#### [WHAT YOU NEED TO DO]
Omit the pictures from the entries below and retype everything else exactly.

[Stored items from a collection]
######

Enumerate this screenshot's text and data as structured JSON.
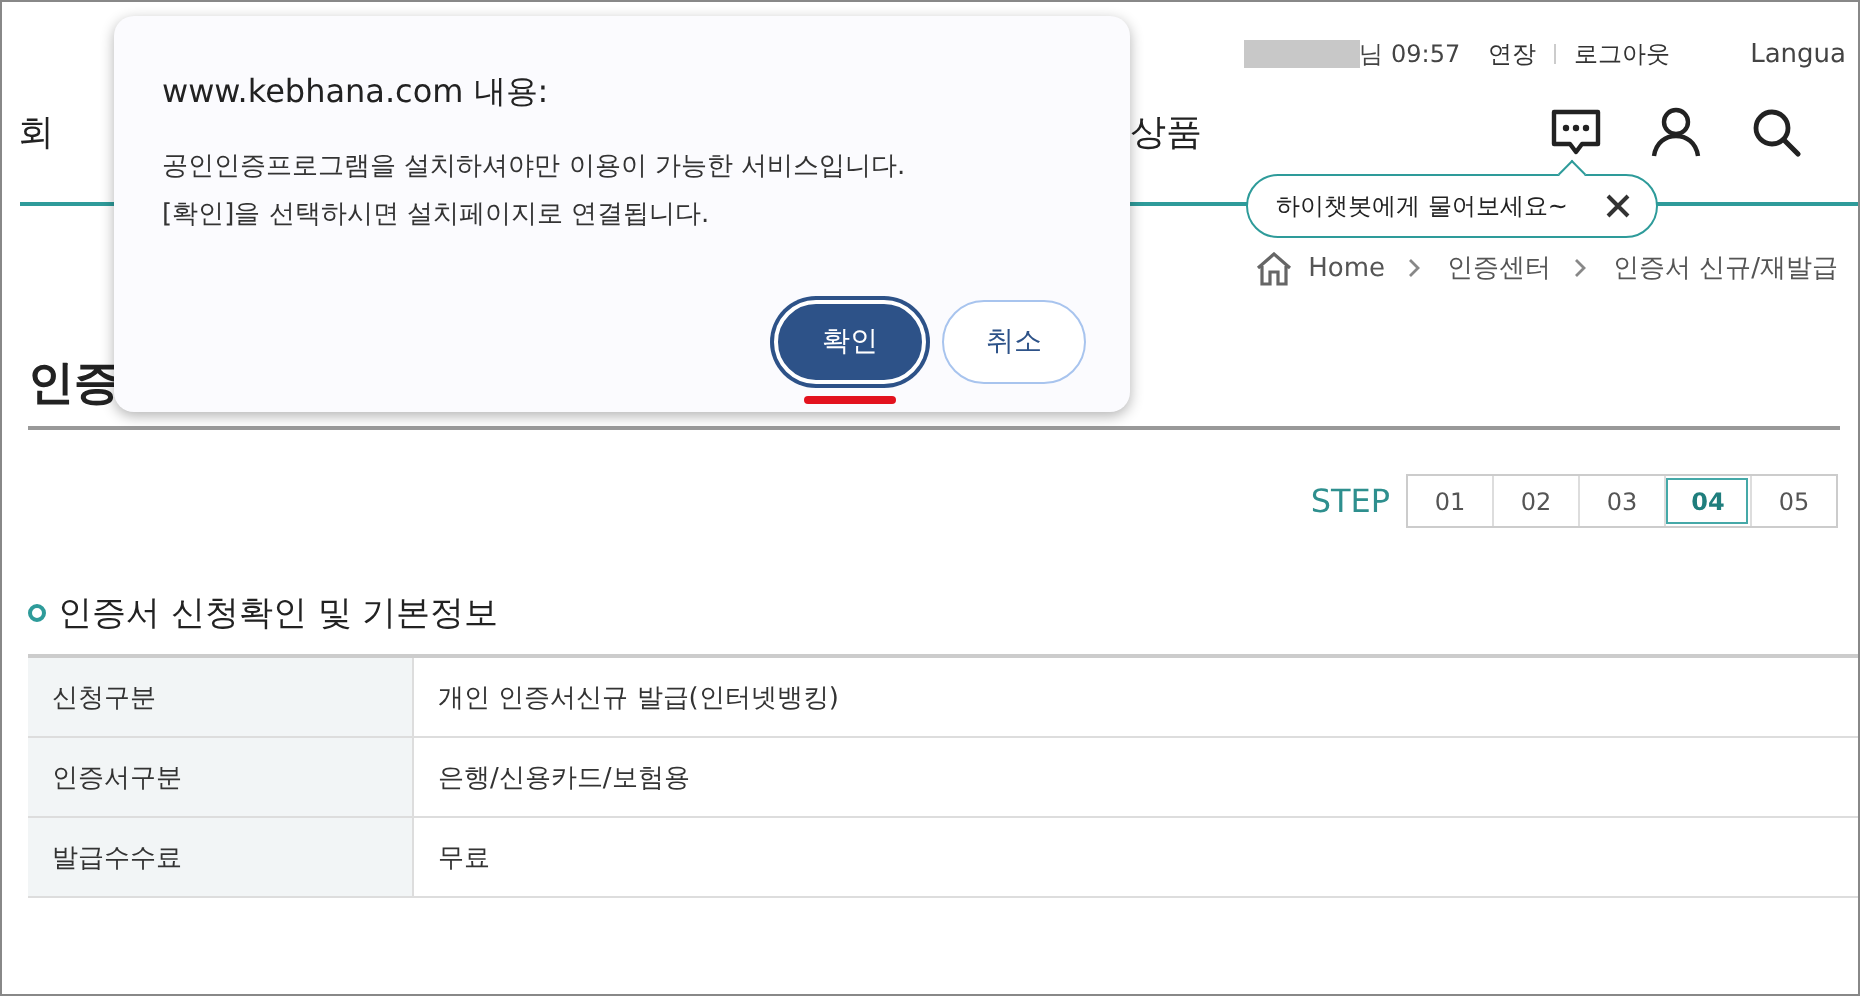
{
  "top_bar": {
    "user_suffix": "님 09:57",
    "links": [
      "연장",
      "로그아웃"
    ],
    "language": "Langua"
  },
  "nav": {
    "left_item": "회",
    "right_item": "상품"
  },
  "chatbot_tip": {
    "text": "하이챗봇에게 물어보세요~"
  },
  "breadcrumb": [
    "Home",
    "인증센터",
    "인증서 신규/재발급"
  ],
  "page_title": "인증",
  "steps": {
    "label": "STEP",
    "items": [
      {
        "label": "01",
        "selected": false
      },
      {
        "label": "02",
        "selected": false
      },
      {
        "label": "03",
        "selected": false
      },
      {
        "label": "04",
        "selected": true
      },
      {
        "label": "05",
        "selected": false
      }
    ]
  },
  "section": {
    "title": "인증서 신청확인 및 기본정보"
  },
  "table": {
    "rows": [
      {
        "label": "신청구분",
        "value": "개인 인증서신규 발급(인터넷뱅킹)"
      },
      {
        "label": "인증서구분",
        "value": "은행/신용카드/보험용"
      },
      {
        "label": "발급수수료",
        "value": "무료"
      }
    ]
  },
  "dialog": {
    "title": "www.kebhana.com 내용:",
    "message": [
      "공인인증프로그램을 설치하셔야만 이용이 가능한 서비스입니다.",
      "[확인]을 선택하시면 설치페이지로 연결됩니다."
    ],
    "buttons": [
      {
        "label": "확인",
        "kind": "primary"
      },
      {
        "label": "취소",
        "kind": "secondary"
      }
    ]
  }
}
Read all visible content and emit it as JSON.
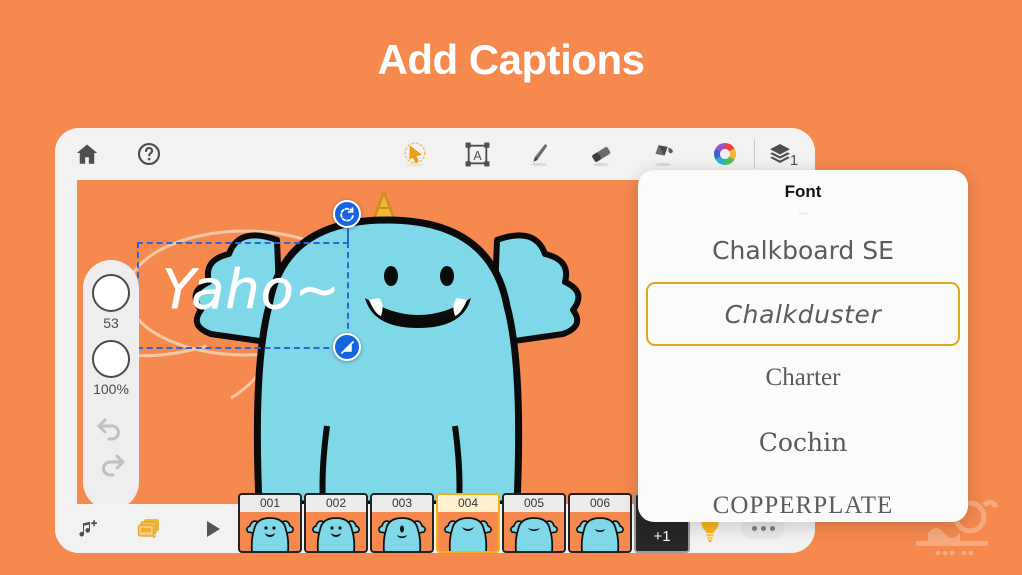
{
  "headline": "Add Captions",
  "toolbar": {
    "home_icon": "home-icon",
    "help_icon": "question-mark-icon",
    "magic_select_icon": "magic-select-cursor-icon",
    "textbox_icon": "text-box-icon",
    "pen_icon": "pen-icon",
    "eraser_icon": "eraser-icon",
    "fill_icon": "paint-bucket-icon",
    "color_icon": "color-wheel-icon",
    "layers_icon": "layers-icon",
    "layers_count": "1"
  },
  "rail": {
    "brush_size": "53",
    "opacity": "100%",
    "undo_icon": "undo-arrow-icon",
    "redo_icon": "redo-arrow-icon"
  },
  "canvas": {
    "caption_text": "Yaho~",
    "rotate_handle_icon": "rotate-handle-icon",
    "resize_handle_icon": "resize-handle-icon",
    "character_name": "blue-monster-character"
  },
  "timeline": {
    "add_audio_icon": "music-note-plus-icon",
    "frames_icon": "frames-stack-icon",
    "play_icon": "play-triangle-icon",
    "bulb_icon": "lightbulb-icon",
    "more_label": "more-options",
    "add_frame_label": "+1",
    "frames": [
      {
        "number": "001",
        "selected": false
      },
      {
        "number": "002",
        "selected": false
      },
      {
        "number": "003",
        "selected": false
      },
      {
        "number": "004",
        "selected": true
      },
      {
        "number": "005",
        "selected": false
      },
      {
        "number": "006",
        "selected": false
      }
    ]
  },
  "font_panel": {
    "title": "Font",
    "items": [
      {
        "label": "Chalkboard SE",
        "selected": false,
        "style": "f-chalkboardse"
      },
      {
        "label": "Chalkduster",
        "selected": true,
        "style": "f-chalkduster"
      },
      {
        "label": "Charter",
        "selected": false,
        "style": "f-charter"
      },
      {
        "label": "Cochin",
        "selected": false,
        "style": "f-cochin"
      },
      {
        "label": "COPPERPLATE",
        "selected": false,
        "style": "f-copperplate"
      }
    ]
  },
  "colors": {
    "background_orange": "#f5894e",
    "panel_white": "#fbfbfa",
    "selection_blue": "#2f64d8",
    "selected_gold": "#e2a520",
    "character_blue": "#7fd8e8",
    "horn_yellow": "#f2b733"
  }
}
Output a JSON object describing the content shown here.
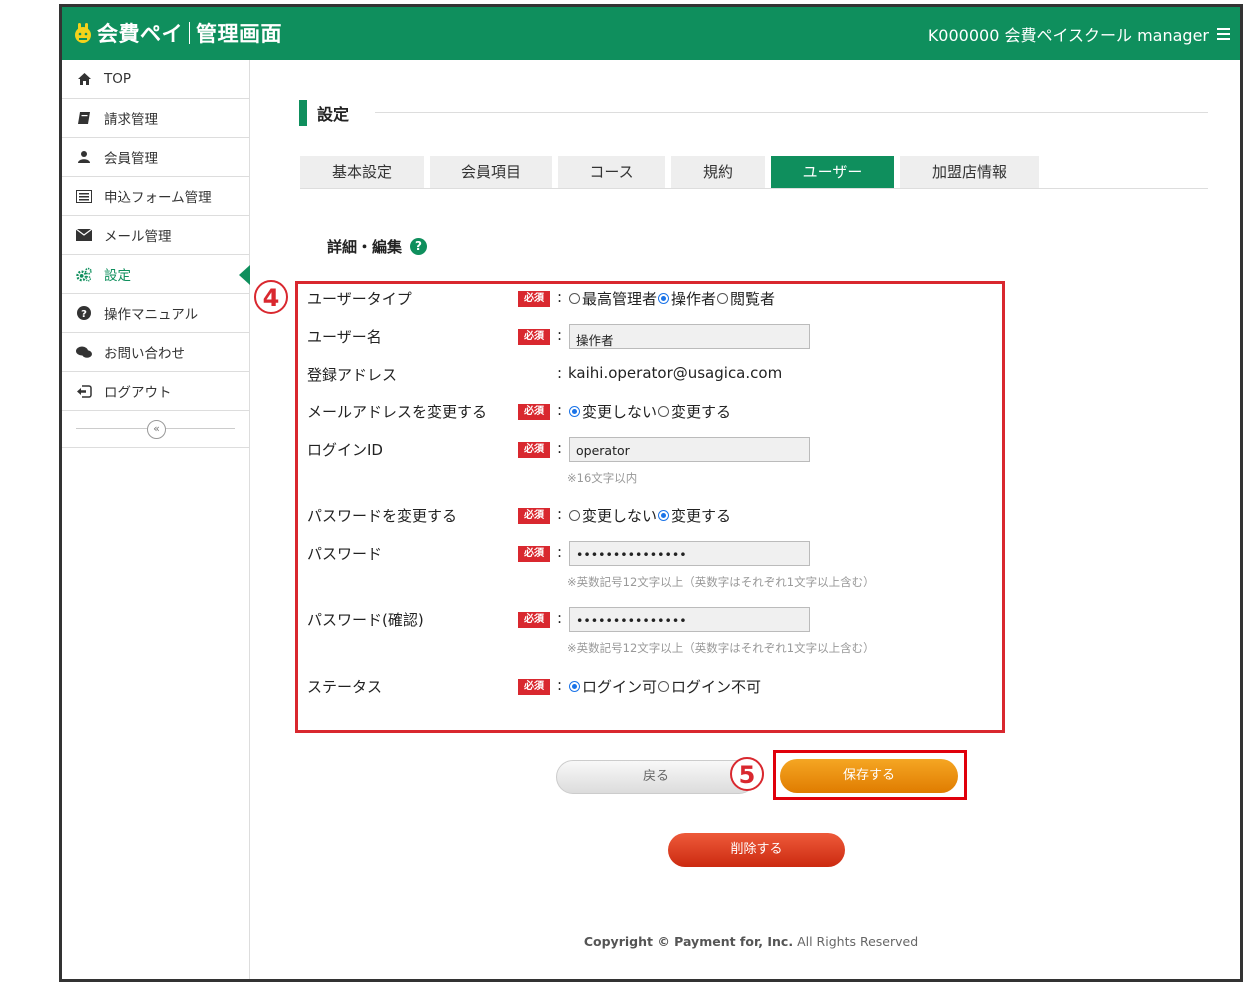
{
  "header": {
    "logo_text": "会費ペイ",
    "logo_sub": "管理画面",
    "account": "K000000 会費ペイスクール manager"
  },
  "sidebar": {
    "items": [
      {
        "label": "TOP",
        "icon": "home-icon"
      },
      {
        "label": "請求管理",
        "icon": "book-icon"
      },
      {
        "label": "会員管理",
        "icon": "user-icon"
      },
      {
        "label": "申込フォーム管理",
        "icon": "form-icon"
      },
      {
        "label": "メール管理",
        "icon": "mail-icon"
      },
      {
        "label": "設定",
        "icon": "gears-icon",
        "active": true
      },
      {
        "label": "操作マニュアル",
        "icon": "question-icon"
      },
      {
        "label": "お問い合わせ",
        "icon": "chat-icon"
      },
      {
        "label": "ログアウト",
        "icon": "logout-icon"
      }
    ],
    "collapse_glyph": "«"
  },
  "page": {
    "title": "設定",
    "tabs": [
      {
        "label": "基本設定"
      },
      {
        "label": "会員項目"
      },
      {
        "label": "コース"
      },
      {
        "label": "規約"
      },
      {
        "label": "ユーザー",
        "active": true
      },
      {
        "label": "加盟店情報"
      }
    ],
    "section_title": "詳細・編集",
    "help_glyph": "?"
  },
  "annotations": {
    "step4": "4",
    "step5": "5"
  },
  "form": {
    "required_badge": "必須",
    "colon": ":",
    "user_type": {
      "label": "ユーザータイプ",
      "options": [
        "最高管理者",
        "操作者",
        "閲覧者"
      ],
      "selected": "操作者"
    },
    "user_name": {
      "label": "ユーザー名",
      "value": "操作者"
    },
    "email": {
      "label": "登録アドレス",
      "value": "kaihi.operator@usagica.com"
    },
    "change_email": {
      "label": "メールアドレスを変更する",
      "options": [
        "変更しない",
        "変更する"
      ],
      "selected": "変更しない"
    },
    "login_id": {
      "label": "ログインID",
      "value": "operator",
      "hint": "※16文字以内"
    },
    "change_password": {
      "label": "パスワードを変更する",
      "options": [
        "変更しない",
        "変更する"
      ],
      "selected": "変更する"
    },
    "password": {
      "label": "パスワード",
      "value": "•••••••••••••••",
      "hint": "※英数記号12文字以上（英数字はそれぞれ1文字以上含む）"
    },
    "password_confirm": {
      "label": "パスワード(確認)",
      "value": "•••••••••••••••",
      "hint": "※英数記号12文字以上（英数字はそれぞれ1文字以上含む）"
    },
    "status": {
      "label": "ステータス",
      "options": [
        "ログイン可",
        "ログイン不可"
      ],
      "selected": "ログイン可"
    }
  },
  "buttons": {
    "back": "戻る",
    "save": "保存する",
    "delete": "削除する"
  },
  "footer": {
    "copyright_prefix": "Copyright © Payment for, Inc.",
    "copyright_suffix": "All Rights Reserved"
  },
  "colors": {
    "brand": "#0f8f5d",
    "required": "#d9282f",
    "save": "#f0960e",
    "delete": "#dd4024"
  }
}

######

#### [FINAL ANSWER]
Enumerate this screenshot's text and data as structured JSON.
{
  "top_bar": {
    "user_suffix": "님 09:57",
    "links": [
      "연장",
      "로그아웃"
    ],
    "language": "Langua"
  },
  "nav": {
    "left_item": "회",
    "right_item": "상품"
  },
  "chatbot_tip": {
    "text": "하이챗봇에게 물어보세요~"
  },
  "breadcrumb": [
    "Home",
    "인증센터",
    "인증서 신규/재발급"
  ],
  "page_title": "인증",
  "steps": {
    "label": "STEP",
    "items": [
      {
        "label": "01",
        "selected": false
      },
      {
        "label": "02",
        "selected": false
      },
      {
        "label": "03",
        "selected": false
      },
      {
        "label": "04",
        "selected": true
      },
      {
        "label": "05",
        "selected": false
      }
    ]
  },
  "section": {
    "title": "인증서 신청확인 및 기본정보"
  },
  "table": {
    "rows": [
      {
        "label": "신청구분",
        "value": "개인 인증서신규 발급(인터넷뱅킹)"
      },
      {
        "label": "인증서구분",
        "value": "은행/신용카드/보험용"
      },
      {
        "label": "발급수수료",
        "value": "무료"
      }
    ]
  },
  "dialog": {
    "title": "www.kebhana.com 내용:",
    "message": [
      "공인인증프로그램을 설치하셔야만 이용이 가능한 서비스입니다.",
      "[확인]을 선택하시면 설치페이지로 연결됩니다."
    ],
    "buttons": [
      {
        "label": "확인",
        "kind": "primary"
      },
      {
        "label": "취소",
        "kind": "secondary"
      }
    ]
  }
}
Read all visible content and emit it as JSON.
{
  "headline": "Add Captions",
  "toolbar": {
    "home_icon": "home-icon",
    "help_icon": "question-mark-icon",
    "magic_select_icon": "magic-select-cursor-icon",
    "textbox_icon": "text-box-icon",
    "pen_icon": "pen-icon",
    "eraser_icon": "eraser-icon",
    "fill_icon": "paint-bucket-icon",
    "color_icon": "color-wheel-icon",
    "layers_icon": "layers-icon",
    "layers_count": "1"
  },
  "rail": {
    "brush_size": "53",
    "opacity": "100%",
    "undo_icon": "undo-arrow-icon",
    "redo_icon": "redo-arrow-icon"
  },
  "canvas": {
    "caption_text": "Yaho~",
    "rotate_handle_icon": "rotate-handle-icon",
    "resize_handle_icon": "resize-handle-icon",
    "character_name": "blue-monster-character"
  },
  "timeline": {
    "add_audio_icon": "music-note-plus-icon",
    "frames_icon": "frames-stack-icon",
    "play_icon": "play-triangle-icon",
    "bulb_icon": "lightbulb-icon",
    "more_label": "more-options",
    "add_frame_label": "+1",
    "frames": [
      {
        "number": "001",
        "selected": false
      },
      {
        "number": "002",
        "selected": false
      },
      {
        "number": "003",
        "selected": false
      },
      {
        "number": "004",
        "selected": true
      },
      {
        "number": "005",
        "selected": false
      },
      {
        "number": "006",
        "selected": false
      }
    ]
  },
  "font_panel": {
    "title": "Font",
    "items": [
      {
        "label": "Chalkboard SE",
        "selected": false,
        "style": "f-chalkboardse"
      },
      {
        "label": "Chalkduster",
        "selected": true,
        "style": "f-chalkduster"
      },
      {
        "label": "Charter",
        "selected": false,
        "style": "f-charter"
      },
      {
        "label": "Cochin",
        "selected": false,
        "style": "f-cochin"
      },
      {
        "label": "COPPERPLATE",
        "selected": false,
        "style": "f-copperplate"
      }
    ]
  },
  "colors": {
    "background_orange": "#f5894e",
    "panel_white": "#fbfbfa",
    "selection_blue": "#2f64d8",
    "selected_gold": "#e2a520",
    "character_blue": "#7fd8e8",
    "horn_yellow": "#f2b733"
  }
}
Output a JSON object describing the content shown here.
{
  "header": {
    "logo_text": "会費ペイ",
    "logo_sub": "管理画面",
    "account": "K000000 会費ペイスクール manager"
  },
  "sidebar": {
    "items": [
      {
        "label": "TOP",
        "icon": "home-icon"
      },
      {
        "label": "請求管理",
        "icon": "book-icon"
      },
      {
        "label": "会員管理",
        "icon": "user-icon"
      },
      {
        "label": "申込フォーム管理",
        "icon": "form-icon"
      },
      {
        "label": "メール管理",
        "icon": "mail-icon"
      },
      {
        "label": "設定",
        "icon": "gears-icon",
        "active": true
      },
      {
        "label": "操作マニュアル",
        "icon": "question-icon"
      },
      {
        "label": "お問い合わせ",
        "icon": "chat-icon"
      },
      {
        "label": "ログアウト",
        "icon": "logout-icon"
      }
    ],
    "collapse_glyph": "«"
  },
  "page": {
    "title": "設定",
    "tabs": [
      {
        "label": "基本設定"
      },
      {
        "label": "会員項目"
      },
      {
        "label": "コース"
      },
      {
        "label": "規約"
      },
      {
        "label": "ユーザー",
        "active": true
      },
      {
        "label": "加盟店情報"
      }
    ],
    "section_title": "詳細・編集",
    "help_glyph": "?"
  },
  "annotations": {
    "step4": "4",
    "step5": "5"
  },
  "form": {
    "required_badge": "必須",
    "colon": ":",
    "user_type": {
      "label": "ユーザータイプ",
      "options": [
        "最高管理者",
        "操作者",
        "閲覧者"
      ],
      "selected": "操作者"
    },
    "user_name": {
      "label": "ユーザー名",
      "value": "操作者"
    },
    "email": {
      "label": "登録アドレス",
      "value": "kaihi.operator@usagica.com"
    },
    "change_email": {
      "label": "メールアドレスを変更する",
      "options": [
        "変更しない",
        "変更する"
      ],
      "selected": "変更しない"
    },
    "login_id": {
      "label": "ログインID",
      "value": "operator",
      "hint": "※16文字以内"
    },
    "change_password": {
      "label": "パスワードを変更する",
      "options": [
        "変更しない",
        "変更する"
      ],
      "selected": "変更する"
    },
    "password": {
      "label": "パスワード",
      "value": "•••••••••••••••",
      "hint": "※英数記号12文字以上（英数字はそれぞれ1文字以上含む）"
    },
    "password_confirm": {
      "label": "パスワード(確認)",
      "value": "•••••••••••••••",
      "hint": "※英数記号12文字以上（英数字はそれぞれ1文字以上含む）"
    },
    "status": {
      "label": "ステータス",
      "options": [
        "ログイン可",
        "ログイン不可"
      ],
      "selected": "ログイン可"
    }
  },
  "buttons": {
    "back": "戻る",
    "save": "保存する",
    "delete": "削除する"
  },
  "footer": {
    "copyright_prefix": "Copyright © Payment for, Inc.",
    "copyright_suffix": "All Rights Reserved"
  },
  "colors": {
    "brand": "#0f8f5d",
    "required": "#d9282f",
    "save": "#f0960e",
    "delete": "#dd4024"
  }
}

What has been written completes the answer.